[Dataset items]
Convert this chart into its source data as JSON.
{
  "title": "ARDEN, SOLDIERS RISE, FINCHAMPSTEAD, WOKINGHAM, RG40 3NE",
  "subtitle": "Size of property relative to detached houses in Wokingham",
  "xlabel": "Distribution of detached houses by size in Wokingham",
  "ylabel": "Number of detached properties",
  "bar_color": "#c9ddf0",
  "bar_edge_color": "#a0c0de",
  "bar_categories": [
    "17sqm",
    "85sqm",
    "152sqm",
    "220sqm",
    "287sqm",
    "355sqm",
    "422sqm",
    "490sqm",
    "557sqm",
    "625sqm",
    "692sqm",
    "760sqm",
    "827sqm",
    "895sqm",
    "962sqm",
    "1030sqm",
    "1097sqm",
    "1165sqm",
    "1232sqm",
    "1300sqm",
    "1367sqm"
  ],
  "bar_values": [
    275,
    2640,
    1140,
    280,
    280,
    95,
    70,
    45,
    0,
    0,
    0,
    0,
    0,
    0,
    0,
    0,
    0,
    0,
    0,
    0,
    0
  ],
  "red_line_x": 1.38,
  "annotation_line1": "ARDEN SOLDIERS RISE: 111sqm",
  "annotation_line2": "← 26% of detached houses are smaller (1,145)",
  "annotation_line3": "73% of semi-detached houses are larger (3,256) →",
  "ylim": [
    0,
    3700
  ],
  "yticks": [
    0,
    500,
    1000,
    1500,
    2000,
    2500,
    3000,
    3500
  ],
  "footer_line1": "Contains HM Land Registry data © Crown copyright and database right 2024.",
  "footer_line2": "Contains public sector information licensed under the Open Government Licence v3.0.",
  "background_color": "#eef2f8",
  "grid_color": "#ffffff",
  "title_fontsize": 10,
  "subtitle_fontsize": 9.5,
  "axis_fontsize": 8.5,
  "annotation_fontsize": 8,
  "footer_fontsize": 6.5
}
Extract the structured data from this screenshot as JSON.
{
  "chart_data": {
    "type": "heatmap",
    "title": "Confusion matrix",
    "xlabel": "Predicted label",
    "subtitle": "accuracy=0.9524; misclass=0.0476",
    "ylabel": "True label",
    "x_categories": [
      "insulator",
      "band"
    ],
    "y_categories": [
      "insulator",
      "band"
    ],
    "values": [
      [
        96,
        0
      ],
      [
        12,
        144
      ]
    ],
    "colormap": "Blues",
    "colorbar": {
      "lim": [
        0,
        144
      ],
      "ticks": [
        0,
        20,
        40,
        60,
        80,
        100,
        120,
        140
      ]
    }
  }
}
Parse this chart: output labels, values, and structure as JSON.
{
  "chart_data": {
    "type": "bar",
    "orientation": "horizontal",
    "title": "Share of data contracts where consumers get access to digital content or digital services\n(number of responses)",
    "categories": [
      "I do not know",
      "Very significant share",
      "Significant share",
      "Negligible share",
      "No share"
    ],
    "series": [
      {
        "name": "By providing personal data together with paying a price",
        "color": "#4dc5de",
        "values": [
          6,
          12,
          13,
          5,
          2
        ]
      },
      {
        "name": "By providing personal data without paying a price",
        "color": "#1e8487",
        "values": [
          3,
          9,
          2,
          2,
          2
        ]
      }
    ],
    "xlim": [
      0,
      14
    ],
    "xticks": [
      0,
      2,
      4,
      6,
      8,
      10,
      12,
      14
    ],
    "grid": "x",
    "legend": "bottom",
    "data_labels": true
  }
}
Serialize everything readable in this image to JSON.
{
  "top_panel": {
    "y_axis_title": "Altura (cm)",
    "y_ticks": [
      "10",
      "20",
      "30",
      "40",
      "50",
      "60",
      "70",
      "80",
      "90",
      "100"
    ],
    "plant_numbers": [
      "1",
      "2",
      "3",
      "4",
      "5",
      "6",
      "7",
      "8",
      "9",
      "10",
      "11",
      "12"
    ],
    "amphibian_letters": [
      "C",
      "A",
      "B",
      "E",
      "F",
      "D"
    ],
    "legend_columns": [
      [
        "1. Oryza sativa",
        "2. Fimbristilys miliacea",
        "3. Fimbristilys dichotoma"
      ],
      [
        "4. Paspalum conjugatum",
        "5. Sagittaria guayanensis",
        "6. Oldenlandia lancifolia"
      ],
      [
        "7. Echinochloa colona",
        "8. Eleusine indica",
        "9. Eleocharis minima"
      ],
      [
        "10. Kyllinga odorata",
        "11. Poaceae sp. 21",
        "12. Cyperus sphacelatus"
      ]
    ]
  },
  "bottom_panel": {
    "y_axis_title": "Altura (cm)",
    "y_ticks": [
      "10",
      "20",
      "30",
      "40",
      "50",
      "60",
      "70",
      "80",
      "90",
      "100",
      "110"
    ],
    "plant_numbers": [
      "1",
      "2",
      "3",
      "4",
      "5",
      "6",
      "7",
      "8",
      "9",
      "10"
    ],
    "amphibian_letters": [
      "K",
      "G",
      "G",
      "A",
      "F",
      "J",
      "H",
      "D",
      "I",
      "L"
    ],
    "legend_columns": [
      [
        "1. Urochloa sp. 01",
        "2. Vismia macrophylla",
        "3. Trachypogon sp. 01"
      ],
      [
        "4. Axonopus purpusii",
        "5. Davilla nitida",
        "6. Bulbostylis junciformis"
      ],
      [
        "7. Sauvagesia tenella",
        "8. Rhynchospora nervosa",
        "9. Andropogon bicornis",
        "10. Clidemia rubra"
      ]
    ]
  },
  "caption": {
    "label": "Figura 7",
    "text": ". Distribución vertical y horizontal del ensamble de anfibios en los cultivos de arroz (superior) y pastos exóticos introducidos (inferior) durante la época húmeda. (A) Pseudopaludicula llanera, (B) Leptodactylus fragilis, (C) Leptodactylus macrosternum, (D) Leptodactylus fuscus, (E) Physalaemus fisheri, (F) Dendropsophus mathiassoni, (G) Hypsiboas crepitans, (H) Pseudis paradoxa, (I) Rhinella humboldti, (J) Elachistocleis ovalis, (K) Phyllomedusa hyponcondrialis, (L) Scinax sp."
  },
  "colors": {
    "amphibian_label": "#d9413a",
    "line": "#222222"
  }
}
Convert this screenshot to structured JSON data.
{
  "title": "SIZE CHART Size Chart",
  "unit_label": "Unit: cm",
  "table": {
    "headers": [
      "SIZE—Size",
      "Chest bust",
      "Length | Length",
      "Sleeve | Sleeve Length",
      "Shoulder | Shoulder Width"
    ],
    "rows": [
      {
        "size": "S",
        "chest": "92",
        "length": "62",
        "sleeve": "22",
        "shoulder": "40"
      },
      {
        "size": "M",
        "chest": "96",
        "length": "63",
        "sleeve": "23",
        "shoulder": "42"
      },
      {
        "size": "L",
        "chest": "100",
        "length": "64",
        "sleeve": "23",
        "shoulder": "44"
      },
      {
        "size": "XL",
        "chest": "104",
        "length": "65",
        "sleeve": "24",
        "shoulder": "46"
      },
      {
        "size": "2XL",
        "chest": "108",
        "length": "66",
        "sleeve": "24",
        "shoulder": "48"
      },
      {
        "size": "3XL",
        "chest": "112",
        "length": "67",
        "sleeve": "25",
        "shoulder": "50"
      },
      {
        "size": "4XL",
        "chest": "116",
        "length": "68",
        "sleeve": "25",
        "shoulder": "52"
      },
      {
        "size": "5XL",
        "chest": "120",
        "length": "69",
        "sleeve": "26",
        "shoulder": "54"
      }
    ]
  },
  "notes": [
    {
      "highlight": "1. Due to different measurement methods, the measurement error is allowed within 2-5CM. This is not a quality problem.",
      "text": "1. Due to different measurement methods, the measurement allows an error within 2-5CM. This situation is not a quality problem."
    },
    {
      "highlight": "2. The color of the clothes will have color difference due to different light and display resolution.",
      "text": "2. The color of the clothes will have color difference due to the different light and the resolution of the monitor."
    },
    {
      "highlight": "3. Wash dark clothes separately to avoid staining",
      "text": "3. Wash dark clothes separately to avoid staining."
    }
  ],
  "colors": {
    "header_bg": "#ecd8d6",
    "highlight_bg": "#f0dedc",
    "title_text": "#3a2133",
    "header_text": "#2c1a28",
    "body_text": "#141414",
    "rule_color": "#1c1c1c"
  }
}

GIVEN EXERCISE:
Identify which lines contain the word "name" and copy each one.

ANSWER TO THIS PROBLEM:
        "name": "By providing personal data together with paying a price",
        "name": "By providing personal data without paying a price",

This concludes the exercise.